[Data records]
⁂

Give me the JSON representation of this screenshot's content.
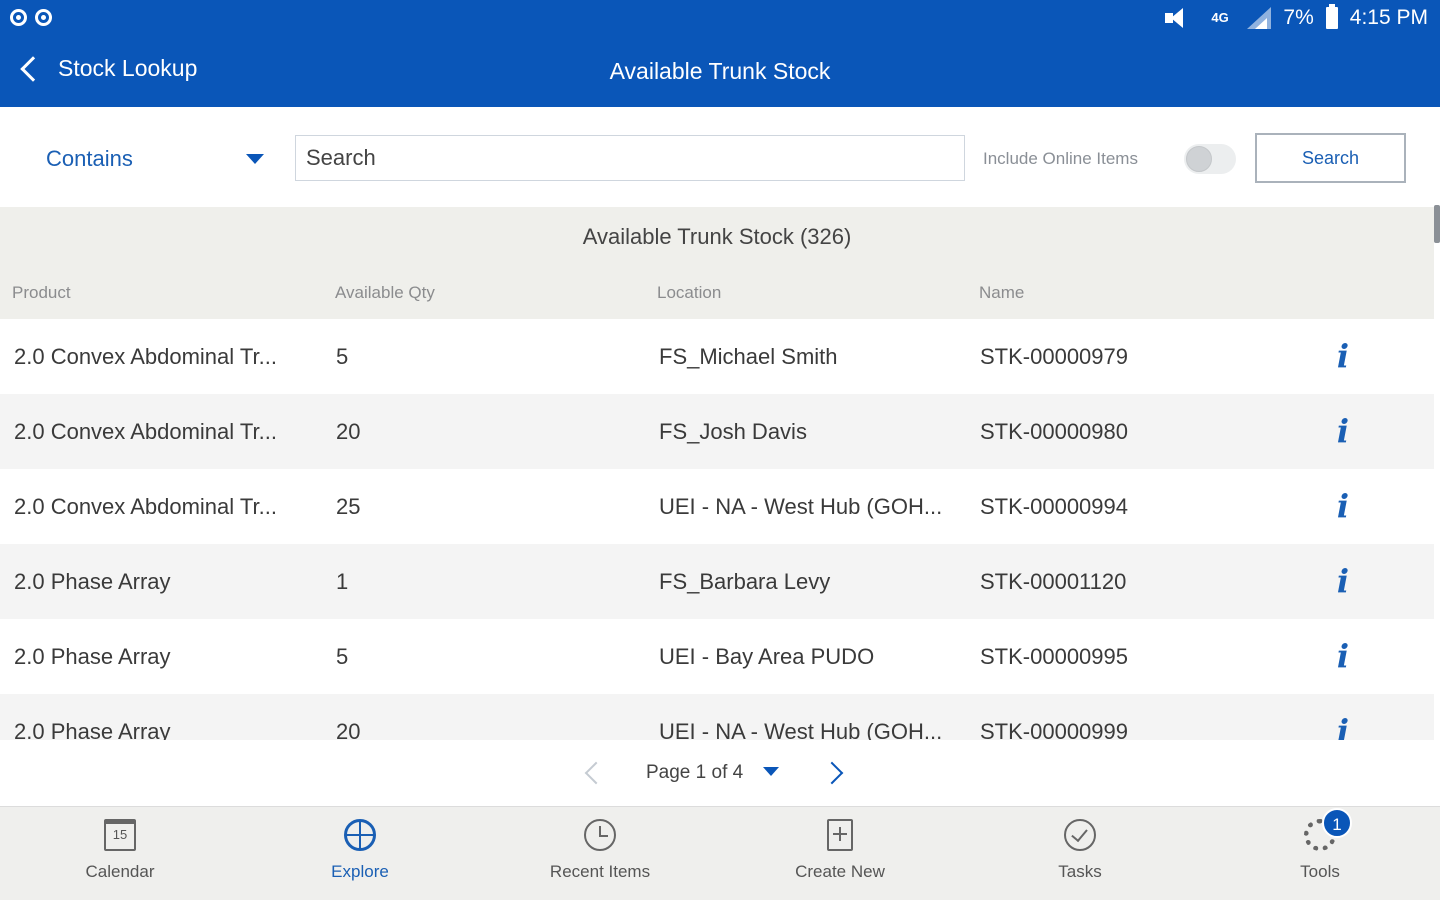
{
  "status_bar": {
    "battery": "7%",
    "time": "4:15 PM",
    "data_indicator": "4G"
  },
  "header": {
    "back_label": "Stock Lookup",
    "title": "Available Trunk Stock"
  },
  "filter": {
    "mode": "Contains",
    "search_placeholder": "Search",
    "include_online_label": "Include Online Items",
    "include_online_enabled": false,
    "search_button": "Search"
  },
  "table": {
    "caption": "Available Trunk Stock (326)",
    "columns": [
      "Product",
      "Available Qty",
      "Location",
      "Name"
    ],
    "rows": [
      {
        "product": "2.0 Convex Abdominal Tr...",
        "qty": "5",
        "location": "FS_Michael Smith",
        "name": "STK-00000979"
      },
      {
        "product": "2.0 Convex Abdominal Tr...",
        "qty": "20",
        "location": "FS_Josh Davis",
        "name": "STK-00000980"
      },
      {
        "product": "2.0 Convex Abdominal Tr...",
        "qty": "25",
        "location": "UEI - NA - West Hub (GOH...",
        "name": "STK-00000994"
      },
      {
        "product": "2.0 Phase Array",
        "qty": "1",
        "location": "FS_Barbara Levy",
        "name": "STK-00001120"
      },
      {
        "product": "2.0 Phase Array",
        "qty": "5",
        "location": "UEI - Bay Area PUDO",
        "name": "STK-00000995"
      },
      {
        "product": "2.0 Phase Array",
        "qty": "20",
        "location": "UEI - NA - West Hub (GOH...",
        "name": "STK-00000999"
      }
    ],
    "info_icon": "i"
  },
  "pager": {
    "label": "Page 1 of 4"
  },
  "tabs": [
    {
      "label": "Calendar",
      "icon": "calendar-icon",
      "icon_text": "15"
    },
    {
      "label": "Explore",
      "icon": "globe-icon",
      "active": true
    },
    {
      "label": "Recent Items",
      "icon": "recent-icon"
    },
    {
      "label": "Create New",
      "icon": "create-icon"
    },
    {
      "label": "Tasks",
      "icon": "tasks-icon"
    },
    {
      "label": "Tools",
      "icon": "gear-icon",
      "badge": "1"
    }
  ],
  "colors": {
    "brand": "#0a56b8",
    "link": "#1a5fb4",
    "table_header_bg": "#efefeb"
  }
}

⁂

WRITTEN PROBLEM:
Copy out the records above in full, exactly as written, but not the pictures.

THE RESPONSE:
Give me the JSON representation of this screenshot's content.
{
  "status_bar": {
    "battery": "7%",
    "time": "4:15 PM",
    "data_indicator": "4G"
  },
  "header": {
    "back_label": "Stock Lookup",
    "title": "Available Trunk Stock"
  },
  "filter": {
    "mode": "Contains",
    "search_placeholder": "Search",
    "include_online_label": "Include Online Items",
    "include_online_enabled": false,
    "search_button": "Search"
  },
  "table": {
    "caption": "Available Trunk Stock (326)",
    "columns": [
      "Product",
      "Available Qty",
      "Location",
      "Name"
    ],
    "rows": [
      {
        "product": "2.0 Convex Abdominal Tr...",
        "qty": "5",
        "location": "FS_Michael Smith",
        "name": "STK-00000979"
      },
      {
        "product": "2.0 Convex Abdominal Tr...",
        "qty": "20",
        "location": "FS_Josh Davis",
        "name": "STK-00000980"
      },
      {
        "product": "2.0 Convex Abdominal Tr...",
        "qty": "25",
        "location": "UEI - NA - West Hub (GOH...",
        "name": "STK-00000994"
      },
      {
        "product": "2.0 Phase Array",
        "qty": "1",
        "location": "FS_Barbara Levy",
        "name": "STK-00001120"
      },
      {
        "product": "2.0 Phase Array",
        "qty": "5",
        "location": "UEI - Bay Area PUDO",
        "name": "STK-00000995"
      },
      {
        "product": "2.0 Phase Array",
        "qty": "20",
        "location": "UEI - NA - West Hub (GOH...",
        "name": "STK-00000999"
      }
    ],
    "info_icon": "i"
  },
  "pager": {
    "label": "Page 1 of 4"
  },
  "tabs": [
    {
      "label": "Calendar",
      "icon": "calendar-icon",
      "icon_text": "15"
    },
    {
      "label": "Explore",
      "icon": "globe-icon",
      "active": true
    },
    {
      "label": "Recent Items",
      "icon": "recent-icon"
    },
    {
      "label": "Create New",
      "icon": "create-icon"
    },
    {
      "label": "Tasks",
      "icon": "tasks-icon"
    },
    {
      "label": "Tools",
      "icon": "gear-icon",
      "badge": "1"
    }
  ],
  "colors": {
    "brand": "#0a56b8",
    "link": "#1a5fb4",
    "table_header_bg": "#efefeb"
  }
}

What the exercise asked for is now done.